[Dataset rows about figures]

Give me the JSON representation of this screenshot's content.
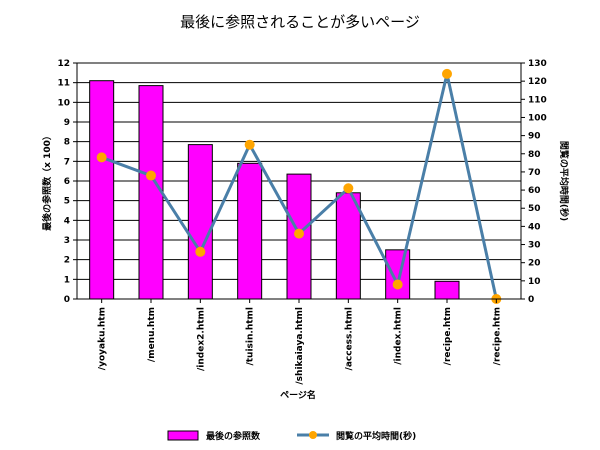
{
  "chart_data": {
    "type": "bar",
    "title": "最後に参照されることが多いページ",
    "xlabel": "ページ名",
    "ylabel": "最後の参照数（x 100）",
    "y2label": "閲覧の平均時間(秒)",
    "ylim": [
      0,
      12
    ],
    "y2lim": [
      0,
      130
    ],
    "yticks": [
      "0",
      "1",
      "2",
      "3",
      "4",
      "5",
      "6",
      "7",
      "8",
      "9",
      "10",
      "11",
      "12"
    ],
    "y2ticks": [
      "0",
      "10",
      "20",
      "30",
      "40",
      "50",
      "60",
      "70",
      "80",
      "90",
      "100",
      "110",
      "120",
      "130"
    ],
    "categories": [
      "/yoyaku.htm",
      "/menu.htm",
      "/index2.html",
      "/tuisin.html",
      "/shikaiaya.html",
      "/access.html",
      "/index.html",
      "/recipe.htm",
      "/recipe.htm"
    ],
    "series": [
      {
        "name": "最後の参照数",
        "type": "bar",
        "axis": "left",
        "color": "#ff00ff",
        "values": [
          11.1,
          10.85,
          7.85,
          6.9,
          6.35,
          5.4,
          2.5,
          0.9,
          0
        ]
      },
      {
        "name": "閲覧の平均時間(秒)",
        "type": "line",
        "axis": "right",
        "color": "#4a7fa8",
        "marker_color": "#ffa500",
        "values": [
          78,
          68,
          26,
          85,
          36,
          61,
          8,
          124,
          0
        ]
      }
    ],
    "grid": true,
    "legend_position": "bottom"
  }
}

» DIRECTIVE
Leave out the pictures, and give all the records again exactly.

» ANSWER
Give me the JSON representation of this screenshot's content.
{
  "chart_data": {
    "type": "bar",
    "title": "最後に参照されることが多いページ",
    "xlabel": "ページ名",
    "ylabel": "最後の参照数（x 100）",
    "y2label": "閲覧の平均時間(秒)",
    "ylim": [
      0,
      12
    ],
    "y2lim": [
      0,
      130
    ],
    "yticks": [
      "0",
      "1",
      "2",
      "3",
      "4",
      "5",
      "6",
      "7",
      "8",
      "9",
      "10",
      "11",
      "12"
    ],
    "y2ticks": [
      "0",
      "10",
      "20",
      "30",
      "40",
      "50",
      "60",
      "70",
      "80",
      "90",
      "100",
      "110",
      "120",
      "130"
    ],
    "categories": [
      "/yoyaku.htm",
      "/menu.htm",
      "/index2.html",
      "/tuisin.html",
      "/shikaiaya.html",
      "/access.html",
      "/index.html",
      "/recipe.htm",
      "/recipe.htm"
    ],
    "series": [
      {
        "name": "最後の参照数",
        "type": "bar",
        "axis": "left",
        "color": "#ff00ff",
        "values": [
          11.1,
          10.85,
          7.85,
          6.9,
          6.35,
          5.4,
          2.5,
          0.9,
          0
        ]
      },
      {
        "name": "閲覧の平均時間(秒)",
        "type": "line",
        "axis": "right",
        "color": "#4a7fa8",
        "marker_color": "#ffa500",
        "values": [
          78,
          68,
          26,
          85,
          36,
          61,
          8,
          124,
          0
        ]
      }
    ],
    "grid": true,
    "legend_position": "bottom"
  }
}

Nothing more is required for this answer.